## PAGE

Prison Recidivism

16 Feb 2019

The American prison population is large, to say the least. If the two million people lived in one city, it would rank as America’s fifth most populous metropolis, just behind Houston.¹ Each year, approximately 600,000 people, a population approaching that of Portland, are released back into the community.² Recidivism, the term used for ex-offenders who are re-incarcerated after release, is an important factor in understanding how the prison population remains so large. Within three years of their release, two out of three prisoners are rearrested.³ My third project for the Metis Data Science Bootcamp, discussed at length below, attempts to use supervised learning algorithms to shed some light on the main factors contributing to recidivism.

Prison Cell

For the project, I needed a dataset that included information broken down by offender. Luckily, the Iowa department of corrections offers a public dataset of over 26,000 records.⁴ The Iowa study tracked released ex-offenders over a three-year period from 2013 until 2018, and includes demographic such as race and age, release type, and several layers of detail about the crime each person was sentenced for. After dropping records with null values, I had 24,150 rows of data to analyze. The data was imbalanced: it included a ratio of about one recidivist to two non-recidivist. It also included a heavy racial imbalance of over 16000 Caucasian prisoners. The latter distribution is not representative of the racial breakdown of general prison population of the US.⁵

Age Distribution Racial Distribution

Prior to modeling, I broke the dataset down into handpicked subsets. One of which dropped the “year released”, “reporting year”, and “target population” features. While modeling, this subset consistently outperformed the others. The best performing models were logistic regression with a C of approximately 1.21, random forest classifier with a max depth of 8, and the naive Bayes Bernoulli classifier. They all returned an auc_roc score around .65. I adjusted the threshold to .4 to reduce false negatives, i.e. released persons the model predicted would not be rearrested but were. False negatives are important since, when considering resource allocation, they represent ex-offenders who may have benefited from more support.

## ITEMS
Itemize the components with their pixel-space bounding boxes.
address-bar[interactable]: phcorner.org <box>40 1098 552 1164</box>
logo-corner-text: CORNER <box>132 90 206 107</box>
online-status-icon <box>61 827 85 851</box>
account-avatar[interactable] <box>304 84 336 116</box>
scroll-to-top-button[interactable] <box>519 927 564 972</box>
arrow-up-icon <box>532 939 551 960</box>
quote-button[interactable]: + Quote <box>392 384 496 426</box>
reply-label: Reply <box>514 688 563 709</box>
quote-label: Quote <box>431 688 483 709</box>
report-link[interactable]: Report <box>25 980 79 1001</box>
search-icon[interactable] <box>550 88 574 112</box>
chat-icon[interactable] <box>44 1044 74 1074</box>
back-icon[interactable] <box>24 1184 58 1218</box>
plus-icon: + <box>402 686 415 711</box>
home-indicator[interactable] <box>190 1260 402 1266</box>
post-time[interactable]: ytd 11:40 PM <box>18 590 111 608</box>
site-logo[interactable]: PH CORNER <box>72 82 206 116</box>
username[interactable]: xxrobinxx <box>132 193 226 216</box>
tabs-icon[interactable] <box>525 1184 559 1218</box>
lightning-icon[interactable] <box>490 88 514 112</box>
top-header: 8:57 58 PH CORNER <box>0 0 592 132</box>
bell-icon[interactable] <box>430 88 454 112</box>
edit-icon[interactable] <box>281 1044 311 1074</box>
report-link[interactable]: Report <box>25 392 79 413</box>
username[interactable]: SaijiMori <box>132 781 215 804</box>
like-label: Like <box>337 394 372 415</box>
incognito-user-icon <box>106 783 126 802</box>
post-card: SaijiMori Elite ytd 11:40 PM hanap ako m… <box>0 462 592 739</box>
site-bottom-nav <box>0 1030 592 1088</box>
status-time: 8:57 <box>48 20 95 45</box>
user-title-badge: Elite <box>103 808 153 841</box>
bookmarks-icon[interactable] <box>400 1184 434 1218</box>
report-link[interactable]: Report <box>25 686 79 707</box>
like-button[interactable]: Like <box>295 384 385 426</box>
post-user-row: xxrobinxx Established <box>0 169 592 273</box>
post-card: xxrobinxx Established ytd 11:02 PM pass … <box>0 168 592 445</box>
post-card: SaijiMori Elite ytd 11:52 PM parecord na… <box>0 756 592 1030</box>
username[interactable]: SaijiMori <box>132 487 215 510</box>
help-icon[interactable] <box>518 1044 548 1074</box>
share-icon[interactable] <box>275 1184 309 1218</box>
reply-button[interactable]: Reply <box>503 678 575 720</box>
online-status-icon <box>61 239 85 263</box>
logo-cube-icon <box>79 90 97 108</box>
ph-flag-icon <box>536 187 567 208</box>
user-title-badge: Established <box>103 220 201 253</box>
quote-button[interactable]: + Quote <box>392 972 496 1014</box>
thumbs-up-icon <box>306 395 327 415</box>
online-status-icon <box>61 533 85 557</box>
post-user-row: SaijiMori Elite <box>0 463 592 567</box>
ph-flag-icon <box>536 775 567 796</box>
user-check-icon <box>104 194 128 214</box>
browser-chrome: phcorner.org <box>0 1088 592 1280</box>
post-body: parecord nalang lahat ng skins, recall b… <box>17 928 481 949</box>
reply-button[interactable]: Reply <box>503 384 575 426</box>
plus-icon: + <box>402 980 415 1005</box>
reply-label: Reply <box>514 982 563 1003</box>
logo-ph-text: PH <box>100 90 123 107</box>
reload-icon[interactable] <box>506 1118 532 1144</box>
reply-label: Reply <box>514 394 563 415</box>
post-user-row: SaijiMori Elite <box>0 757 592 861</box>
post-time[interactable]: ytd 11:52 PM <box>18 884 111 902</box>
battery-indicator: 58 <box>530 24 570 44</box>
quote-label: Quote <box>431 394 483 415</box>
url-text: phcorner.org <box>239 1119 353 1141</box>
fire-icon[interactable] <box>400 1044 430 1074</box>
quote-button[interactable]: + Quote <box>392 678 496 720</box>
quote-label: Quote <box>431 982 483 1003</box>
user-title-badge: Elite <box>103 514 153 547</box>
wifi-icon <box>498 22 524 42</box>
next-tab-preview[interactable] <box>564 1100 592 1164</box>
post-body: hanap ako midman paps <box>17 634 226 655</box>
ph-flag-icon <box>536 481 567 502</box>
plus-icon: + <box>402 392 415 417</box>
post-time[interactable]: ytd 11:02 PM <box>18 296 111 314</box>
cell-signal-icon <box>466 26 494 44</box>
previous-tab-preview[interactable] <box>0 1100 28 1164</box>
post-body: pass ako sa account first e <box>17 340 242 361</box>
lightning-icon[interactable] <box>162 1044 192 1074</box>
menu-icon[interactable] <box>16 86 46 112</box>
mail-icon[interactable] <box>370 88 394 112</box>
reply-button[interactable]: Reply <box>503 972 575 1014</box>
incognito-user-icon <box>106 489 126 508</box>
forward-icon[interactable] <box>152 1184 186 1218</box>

## REQUESTS
1: Name the models the recidivism post reports as performing best.
2: Return every line of the records that contains the string "body".

## SOLUTIONS
1:
- Logistic regression with a C of approximately 1.21
- Random forest classifier with a max depth of 8
- Naive Bayes Bernoulli classifier

2:
post-body: parecord nalang lahat ng skins, recall b… <box>17 928 481 949</box>
post-body: hanap ako midman paps <box>17 634 226 655</box>
post-body: pass ako sa account first e <box>17 340 242 361</box>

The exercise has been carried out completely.